Data excerpts:
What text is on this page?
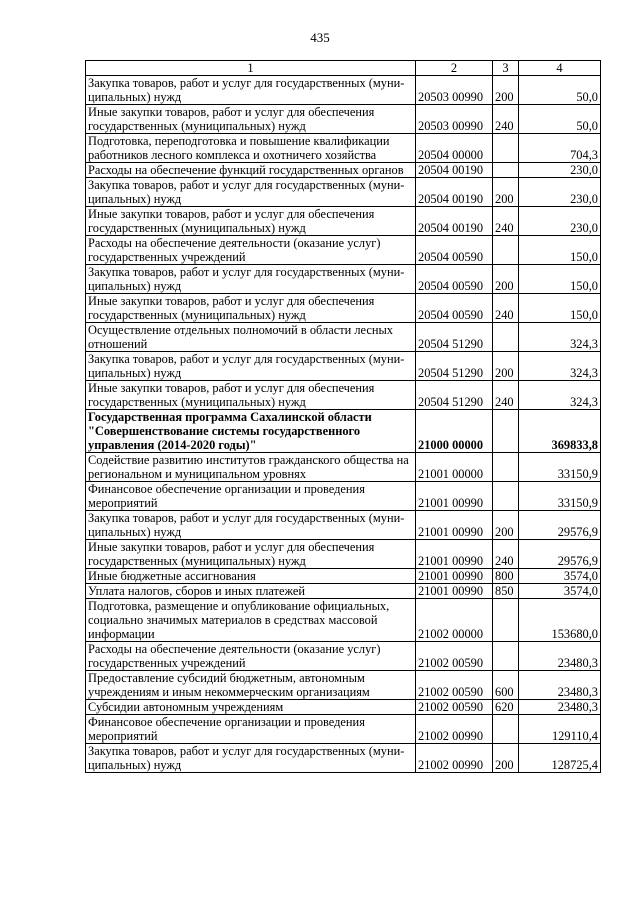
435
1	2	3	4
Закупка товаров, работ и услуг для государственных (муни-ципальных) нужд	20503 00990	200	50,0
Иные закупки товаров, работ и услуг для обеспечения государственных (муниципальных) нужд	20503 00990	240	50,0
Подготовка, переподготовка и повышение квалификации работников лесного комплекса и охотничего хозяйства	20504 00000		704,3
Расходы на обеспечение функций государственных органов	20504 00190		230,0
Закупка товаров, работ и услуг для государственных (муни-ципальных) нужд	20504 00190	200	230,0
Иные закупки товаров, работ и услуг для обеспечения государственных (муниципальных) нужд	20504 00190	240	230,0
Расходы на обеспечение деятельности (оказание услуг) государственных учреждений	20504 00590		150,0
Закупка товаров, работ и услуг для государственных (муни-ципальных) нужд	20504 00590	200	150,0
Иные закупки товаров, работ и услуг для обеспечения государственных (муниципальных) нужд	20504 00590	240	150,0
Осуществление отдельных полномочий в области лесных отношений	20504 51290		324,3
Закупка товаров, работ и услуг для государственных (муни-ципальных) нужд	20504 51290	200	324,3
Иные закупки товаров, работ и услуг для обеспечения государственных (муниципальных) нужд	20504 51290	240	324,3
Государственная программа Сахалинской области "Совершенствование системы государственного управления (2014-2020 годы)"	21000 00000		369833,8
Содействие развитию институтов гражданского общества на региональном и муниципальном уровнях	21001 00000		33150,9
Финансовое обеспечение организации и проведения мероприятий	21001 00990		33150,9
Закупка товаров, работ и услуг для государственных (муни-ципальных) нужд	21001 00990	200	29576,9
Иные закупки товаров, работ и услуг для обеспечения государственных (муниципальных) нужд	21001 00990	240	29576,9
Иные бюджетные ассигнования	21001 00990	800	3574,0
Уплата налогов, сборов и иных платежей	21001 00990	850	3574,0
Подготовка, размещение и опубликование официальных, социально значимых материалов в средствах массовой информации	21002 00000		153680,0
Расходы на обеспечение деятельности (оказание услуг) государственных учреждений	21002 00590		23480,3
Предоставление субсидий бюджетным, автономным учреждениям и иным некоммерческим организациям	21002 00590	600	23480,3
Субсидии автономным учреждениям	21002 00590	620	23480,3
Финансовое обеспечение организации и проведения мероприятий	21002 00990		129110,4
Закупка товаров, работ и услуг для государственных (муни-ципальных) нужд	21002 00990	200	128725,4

▸ What needs to be done
In this exercise, set down all of the data exactly, without the pictures.

▸ Response to this task
What text is on this page?
435
1	2	3	4
Закупка товаров, работ и услуг для государственных (муни-ципальных) нужд	20503 00990	200	50,0
Иные закупки товаров, работ и услуг для обеспечения государственных (муниципальных) нужд	20503 00990	240	50,0
Подготовка, переподготовка и повышение квалификации работников лесного комплекса и охотничего хозяйства	20504 00000		704,3
Расходы на обеспечение функций государственных органов	20504 00190		230,0
Закупка товаров, работ и услуг для государственных (муни-ципальных) нужд	20504 00190	200	230,0
Иные закупки товаров, работ и услуг для обеспечения государственных (муниципальных) нужд	20504 00190	240	230,0
Расходы на обеспечение деятельности (оказание услуг) государственных учреждений	20504 00590		150,0
Закупка товаров, работ и услуг для государственных (муни-ципальных) нужд	20504 00590	200	150,0
Иные закупки товаров, работ и услуг для обеспечения государственных (муниципальных) нужд	20504 00590	240	150,0
Осуществление отдельных полномочий в области лесных отношений	20504 51290		324,3
Закупка товаров, работ и услуг для государственных (муни-ципальных) нужд	20504 51290	200	324,3
Иные закупки товаров, работ и услуг для обеспечения государственных (муниципальных) нужд	20504 51290	240	324,3
Государственная программа Сахалинской области "Совершенствование системы государственного управления (2014-2020 годы)"	21000 00000		369833,8
Содействие развитию институтов гражданского общества на региональном и муниципальном уровнях	21001 00000		33150,9
Финансовое обеспечение организации и проведения мероприятий	21001 00990		33150,9
Закупка товаров, работ и услуг для государственных (муни-ципальных) нужд	21001 00990	200	29576,9
Иные закупки товаров, работ и услуг для обеспечения государственных (муниципальных) нужд	21001 00990	240	29576,9
Иные бюджетные ассигнования	21001 00990	800	3574,0
Уплата налогов, сборов и иных платежей	21001 00990	850	3574,0
Подготовка, размещение и опубликование официальных, социально значимых материалов в средствах массовой информации	21002 00000		153680,0
Расходы на обеспечение деятельности (оказание услуг) государственных учреждений	21002 00590		23480,3
Предоставление субсидий бюджетным, автономным учреждениям и иным некоммерческим организациям	21002 00590	600	23480,3
Субсидии автономным учреждениям	21002 00590	620	23480,3
Финансовое обеспечение организации и проведения мероприятий	21002 00990		129110,4
Закупка товаров, работ и услуг для государственных (муни-ципальных) нужд	21002 00990	200	128725,4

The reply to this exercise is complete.